The entries that follow should be written out exactly.

** begin Supplied records **

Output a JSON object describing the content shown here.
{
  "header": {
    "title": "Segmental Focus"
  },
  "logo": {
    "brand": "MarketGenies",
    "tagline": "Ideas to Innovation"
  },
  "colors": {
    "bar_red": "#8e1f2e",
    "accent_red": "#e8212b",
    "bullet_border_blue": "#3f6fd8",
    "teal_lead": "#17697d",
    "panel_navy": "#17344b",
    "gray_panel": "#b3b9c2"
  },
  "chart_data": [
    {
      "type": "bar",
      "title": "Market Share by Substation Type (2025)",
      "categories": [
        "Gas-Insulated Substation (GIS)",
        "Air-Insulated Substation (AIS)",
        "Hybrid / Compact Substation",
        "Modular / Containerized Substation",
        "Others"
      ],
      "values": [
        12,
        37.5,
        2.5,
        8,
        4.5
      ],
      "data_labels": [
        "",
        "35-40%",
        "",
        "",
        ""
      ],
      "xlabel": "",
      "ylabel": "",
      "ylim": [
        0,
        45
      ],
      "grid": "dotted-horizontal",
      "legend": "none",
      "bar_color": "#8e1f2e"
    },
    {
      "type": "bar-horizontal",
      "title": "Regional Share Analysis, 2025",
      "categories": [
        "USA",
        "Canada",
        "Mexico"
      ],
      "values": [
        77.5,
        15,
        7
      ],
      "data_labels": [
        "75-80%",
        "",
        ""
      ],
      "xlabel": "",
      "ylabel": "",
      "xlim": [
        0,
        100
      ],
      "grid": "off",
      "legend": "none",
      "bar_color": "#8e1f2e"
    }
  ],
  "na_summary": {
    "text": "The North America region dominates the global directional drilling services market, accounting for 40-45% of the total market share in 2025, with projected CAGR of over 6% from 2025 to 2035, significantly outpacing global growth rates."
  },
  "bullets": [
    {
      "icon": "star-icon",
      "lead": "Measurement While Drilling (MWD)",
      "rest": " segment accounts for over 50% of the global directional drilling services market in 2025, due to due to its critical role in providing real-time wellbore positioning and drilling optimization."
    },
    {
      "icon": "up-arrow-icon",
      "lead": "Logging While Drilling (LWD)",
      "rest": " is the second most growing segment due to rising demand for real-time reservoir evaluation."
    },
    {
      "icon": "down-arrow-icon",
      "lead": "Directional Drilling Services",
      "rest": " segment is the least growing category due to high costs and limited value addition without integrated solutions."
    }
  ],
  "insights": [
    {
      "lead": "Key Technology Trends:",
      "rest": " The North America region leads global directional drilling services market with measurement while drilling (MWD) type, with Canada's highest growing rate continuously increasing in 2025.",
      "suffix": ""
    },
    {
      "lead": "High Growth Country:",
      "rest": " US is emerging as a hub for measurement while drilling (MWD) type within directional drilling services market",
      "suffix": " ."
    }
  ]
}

** end Supplied records **

→ Result for this exercise:
Output a JSON object describing the content shown here.
{
  "header": {
    "title": "Segmental Focus"
  },
  "logo": {
    "brand": "MarketGenies",
    "tagline": "Ideas to Innovation"
  },
  "colors": {
    "bar_red": "#8e1f2e",
    "accent_red": "#e8212b",
    "bullet_border_blue": "#3f6fd8",
    "teal_lead": "#17697d",
    "panel_navy": "#17344b",
    "gray_panel": "#b3b9c2"
  },
  "chart_data": [
    {
      "type": "bar",
      "title": "Market Share by Substation Type (2025)",
      "categories": [
        "Gas-Insulated Substation (GIS)",
        "Air-Insulated Substation (AIS)",
        "Hybrid / Compact Substation",
        "Modular / Containerized Substation",
        "Others"
      ],
      "values": [
        12,
        37.5,
        2.5,
        8,
        4.5
      ],
      "data_labels": [
        "",
        "35-40%",
        "",
        "",
        ""
      ],
      "xlabel": "",
      "ylabel": "",
      "ylim": [
        0,
        45
      ],
      "grid": "dotted-horizontal",
      "legend": "none",
      "bar_color": "#8e1f2e"
    },
    {
      "type": "bar-horizontal",
      "title": "Regional Share Analysis, 2025",
      "categories": [
        "USA",
        "Canada",
        "Mexico"
      ],
      "values": [
        77.5,
        15,
        7
      ],
      "data_labels": [
        "75-80%",
        "",
        ""
      ],
      "xlabel": "",
      "ylabel": "",
      "xlim": [
        0,
        100
      ],
      "grid": "off",
      "legend": "none",
      "bar_color": "#8e1f2e"
    }
  ],
  "na_summary": {
    "text": "The North America region dominates the global directional drilling services market, accounting for 40-45% of the total market share in 2025, with projected CAGR of over 6% from 2025 to 2035, significantly outpacing global growth rates."
  },
  "bullets": [
    {
      "icon": "star-icon",
      "lead": "Measurement While Drilling (MWD)",
      "rest": " segment accounts for over 50% of the global directional drilling services market in 2025, due to due to its critical role in providing real-time wellbore positioning and drilling optimization."
    },
    {
      "icon": "up-arrow-icon",
      "lead": "Logging While Drilling (LWD)",
      "rest": " is the second most growing segment due to rising demand for real-time reservoir evaluation."
    },
    {
      "icon": "down-arrow-icon",
      "lead": "Directional Drilling Services",
      "rest": " segment is the least growing category due to high costs and limited value addition without integrated solutions."
    }
  ],
  "insights": [
    {
      "lead": "Key Technology Trends:",
      "rest": " The North America region leads global directional drilling services market with measurement while drilling (MWD) type, with Canada's highest growing rate continuously increasing in 2025.",
      "suffix": ""
    },
    {
      "lead": "High Growth Country:",
      "rest": " US is emerging as a hub for measurement while drilling (MWD) type within directional drilling services market",
      "suffix": " ."
    }
  ]
}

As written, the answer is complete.